== DATASET ==
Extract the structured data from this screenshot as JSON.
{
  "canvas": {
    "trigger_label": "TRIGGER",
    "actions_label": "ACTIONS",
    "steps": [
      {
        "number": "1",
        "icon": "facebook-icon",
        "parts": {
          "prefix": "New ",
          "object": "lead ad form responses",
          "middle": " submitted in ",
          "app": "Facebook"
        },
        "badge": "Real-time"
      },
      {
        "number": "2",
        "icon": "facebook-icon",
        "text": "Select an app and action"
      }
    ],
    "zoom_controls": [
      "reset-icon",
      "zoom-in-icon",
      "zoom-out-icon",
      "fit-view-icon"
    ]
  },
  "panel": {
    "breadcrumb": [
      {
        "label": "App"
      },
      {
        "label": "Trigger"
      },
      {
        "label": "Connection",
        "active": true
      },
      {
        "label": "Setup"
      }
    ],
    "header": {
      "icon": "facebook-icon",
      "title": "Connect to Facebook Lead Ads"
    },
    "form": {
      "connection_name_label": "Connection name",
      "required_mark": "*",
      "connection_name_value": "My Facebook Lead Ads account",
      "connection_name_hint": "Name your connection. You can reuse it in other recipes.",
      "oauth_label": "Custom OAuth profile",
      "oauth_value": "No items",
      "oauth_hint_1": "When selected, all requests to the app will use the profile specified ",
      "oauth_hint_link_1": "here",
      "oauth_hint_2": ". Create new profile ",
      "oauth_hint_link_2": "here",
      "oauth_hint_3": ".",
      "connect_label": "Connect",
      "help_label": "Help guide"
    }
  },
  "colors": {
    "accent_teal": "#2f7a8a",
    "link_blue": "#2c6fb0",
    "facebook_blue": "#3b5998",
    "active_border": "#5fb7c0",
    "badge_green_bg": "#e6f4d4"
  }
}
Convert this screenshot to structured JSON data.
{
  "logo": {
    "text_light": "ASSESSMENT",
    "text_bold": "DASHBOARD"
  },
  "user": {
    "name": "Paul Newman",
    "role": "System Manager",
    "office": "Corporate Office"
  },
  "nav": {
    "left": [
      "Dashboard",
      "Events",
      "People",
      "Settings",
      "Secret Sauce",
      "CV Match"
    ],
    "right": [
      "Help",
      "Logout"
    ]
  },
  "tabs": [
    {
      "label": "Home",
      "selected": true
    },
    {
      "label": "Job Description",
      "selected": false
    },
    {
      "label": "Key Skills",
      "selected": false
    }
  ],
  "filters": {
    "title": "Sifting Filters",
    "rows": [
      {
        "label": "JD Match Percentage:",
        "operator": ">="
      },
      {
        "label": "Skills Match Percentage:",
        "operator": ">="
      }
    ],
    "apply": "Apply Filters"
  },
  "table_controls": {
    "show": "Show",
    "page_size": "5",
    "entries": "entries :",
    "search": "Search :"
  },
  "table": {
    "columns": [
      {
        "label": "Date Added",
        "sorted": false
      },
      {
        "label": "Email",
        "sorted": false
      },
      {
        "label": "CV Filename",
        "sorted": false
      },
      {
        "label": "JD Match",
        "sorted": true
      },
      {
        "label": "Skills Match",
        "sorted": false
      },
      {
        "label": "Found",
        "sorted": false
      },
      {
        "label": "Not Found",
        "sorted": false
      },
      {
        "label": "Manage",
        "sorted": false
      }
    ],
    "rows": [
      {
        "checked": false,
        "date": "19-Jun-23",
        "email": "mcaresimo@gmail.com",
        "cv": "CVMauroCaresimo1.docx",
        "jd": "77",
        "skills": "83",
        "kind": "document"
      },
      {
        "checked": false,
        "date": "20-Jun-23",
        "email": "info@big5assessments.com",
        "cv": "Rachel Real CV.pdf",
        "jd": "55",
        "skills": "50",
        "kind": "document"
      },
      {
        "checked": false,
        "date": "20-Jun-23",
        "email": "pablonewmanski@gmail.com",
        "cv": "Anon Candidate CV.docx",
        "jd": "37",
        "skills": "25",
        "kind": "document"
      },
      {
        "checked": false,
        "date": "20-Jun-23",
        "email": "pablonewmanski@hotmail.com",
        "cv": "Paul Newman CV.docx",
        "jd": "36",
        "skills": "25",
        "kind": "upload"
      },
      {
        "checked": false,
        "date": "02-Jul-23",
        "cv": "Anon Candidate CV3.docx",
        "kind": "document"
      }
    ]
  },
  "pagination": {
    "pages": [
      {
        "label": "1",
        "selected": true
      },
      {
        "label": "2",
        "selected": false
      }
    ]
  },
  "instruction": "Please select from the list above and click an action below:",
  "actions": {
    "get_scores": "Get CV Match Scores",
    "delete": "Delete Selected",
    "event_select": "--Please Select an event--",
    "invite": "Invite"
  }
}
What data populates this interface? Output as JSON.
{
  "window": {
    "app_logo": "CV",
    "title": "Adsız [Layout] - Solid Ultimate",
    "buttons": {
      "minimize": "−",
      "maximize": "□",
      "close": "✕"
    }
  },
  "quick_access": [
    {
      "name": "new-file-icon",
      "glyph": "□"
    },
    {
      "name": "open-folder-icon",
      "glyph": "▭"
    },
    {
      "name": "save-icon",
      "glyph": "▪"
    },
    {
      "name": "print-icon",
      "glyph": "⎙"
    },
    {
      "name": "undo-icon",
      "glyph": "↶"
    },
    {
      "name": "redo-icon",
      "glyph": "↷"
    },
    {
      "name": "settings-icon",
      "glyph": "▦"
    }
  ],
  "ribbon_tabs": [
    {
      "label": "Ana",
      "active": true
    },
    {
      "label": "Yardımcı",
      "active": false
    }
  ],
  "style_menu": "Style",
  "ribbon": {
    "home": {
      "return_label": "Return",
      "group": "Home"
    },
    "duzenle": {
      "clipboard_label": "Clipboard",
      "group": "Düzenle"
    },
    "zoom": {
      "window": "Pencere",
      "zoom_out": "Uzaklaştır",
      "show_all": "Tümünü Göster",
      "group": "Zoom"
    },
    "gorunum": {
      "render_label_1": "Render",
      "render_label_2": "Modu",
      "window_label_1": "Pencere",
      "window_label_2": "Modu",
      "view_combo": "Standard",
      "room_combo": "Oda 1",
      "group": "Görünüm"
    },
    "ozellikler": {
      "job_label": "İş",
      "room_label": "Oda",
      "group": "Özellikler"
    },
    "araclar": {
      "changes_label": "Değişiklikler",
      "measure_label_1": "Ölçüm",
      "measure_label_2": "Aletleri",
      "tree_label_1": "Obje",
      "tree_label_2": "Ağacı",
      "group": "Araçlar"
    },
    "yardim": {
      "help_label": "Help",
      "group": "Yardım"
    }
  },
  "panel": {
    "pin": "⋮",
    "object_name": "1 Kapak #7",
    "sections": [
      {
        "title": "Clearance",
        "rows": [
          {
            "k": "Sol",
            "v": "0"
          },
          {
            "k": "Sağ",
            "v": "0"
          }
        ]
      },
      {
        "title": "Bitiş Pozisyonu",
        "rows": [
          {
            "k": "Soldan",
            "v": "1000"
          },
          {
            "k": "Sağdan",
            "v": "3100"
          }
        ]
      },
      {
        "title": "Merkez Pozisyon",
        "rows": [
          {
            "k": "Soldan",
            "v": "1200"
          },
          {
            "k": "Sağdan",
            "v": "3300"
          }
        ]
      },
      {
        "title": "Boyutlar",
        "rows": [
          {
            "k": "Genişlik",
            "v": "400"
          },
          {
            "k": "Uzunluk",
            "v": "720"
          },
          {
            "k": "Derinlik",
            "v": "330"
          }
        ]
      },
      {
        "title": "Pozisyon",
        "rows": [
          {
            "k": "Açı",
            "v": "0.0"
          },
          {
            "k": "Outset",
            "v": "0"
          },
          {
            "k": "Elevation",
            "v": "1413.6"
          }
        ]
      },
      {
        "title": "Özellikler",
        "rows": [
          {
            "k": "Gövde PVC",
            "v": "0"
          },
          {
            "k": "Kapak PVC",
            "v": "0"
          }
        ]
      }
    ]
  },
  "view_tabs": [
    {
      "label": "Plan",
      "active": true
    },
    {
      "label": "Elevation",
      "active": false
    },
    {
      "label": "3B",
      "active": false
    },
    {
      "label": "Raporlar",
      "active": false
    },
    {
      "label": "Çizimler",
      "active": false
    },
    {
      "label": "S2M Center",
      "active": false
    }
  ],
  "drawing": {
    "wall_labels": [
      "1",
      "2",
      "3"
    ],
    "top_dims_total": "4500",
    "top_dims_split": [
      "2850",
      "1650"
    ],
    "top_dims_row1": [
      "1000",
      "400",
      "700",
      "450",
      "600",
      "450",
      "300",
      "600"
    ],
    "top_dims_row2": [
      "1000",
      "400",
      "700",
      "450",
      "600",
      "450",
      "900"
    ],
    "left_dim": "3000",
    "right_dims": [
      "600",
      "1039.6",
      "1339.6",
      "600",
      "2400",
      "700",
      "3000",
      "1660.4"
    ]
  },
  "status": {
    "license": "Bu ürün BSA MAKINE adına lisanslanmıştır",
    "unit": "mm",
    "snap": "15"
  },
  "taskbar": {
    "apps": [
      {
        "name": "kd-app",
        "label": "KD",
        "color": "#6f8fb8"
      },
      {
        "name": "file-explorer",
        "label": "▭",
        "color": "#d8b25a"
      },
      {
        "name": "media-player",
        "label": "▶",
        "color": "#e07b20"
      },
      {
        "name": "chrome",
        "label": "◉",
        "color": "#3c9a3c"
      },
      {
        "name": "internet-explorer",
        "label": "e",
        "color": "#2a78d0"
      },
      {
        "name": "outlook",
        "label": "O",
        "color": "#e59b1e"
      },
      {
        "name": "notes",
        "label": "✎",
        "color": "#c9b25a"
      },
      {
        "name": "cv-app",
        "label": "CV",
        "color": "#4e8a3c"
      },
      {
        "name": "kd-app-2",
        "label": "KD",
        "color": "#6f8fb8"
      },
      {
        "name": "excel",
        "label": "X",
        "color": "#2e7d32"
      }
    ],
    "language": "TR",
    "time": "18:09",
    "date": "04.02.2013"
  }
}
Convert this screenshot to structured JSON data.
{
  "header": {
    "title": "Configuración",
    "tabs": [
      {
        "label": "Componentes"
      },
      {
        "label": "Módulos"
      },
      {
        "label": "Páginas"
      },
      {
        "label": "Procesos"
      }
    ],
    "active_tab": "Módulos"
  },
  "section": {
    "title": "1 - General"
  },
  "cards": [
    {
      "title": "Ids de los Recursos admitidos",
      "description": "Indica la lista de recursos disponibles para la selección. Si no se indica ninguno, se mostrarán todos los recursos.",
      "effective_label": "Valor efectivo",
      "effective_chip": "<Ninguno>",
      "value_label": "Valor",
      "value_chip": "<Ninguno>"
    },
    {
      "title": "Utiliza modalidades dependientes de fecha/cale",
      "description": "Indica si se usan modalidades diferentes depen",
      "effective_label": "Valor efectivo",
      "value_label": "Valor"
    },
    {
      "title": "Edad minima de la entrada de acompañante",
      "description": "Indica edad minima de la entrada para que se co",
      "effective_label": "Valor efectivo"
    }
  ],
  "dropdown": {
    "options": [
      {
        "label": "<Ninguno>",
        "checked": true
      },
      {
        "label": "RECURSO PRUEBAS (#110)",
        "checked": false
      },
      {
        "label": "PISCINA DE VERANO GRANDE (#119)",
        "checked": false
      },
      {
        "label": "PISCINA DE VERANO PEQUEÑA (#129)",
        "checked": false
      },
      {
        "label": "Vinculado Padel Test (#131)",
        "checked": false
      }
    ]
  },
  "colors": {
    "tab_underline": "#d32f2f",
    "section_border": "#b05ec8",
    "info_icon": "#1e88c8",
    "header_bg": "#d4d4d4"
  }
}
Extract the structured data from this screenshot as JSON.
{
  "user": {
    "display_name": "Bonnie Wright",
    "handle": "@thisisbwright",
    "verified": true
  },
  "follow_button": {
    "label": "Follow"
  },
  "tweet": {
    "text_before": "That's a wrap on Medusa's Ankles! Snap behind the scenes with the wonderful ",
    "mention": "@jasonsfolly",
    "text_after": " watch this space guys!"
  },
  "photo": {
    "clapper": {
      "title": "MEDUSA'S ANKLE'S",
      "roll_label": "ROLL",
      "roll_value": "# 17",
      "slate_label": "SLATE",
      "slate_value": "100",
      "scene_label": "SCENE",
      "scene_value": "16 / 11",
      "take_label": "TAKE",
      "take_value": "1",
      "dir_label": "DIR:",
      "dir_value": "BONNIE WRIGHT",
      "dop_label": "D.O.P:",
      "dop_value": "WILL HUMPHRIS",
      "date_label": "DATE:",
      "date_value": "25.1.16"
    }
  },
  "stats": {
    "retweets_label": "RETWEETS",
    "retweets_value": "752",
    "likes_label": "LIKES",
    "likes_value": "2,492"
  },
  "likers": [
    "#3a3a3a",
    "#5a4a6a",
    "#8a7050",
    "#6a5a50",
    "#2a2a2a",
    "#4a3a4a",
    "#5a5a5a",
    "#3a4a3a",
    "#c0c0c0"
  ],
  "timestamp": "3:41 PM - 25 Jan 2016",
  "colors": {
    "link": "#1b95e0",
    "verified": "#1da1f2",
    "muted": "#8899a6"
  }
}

== WHAT TO DO ==
Consider the entries above and return each line with the string "glyph".

== FULL ANSWER ==
      "glyph": "□"
      "glyph": "▭"
      "glyph": "▪"
      "glyph": "⎙"
      "glyph": "↶"
      "glyph": "↷"
      "glyph": "▦"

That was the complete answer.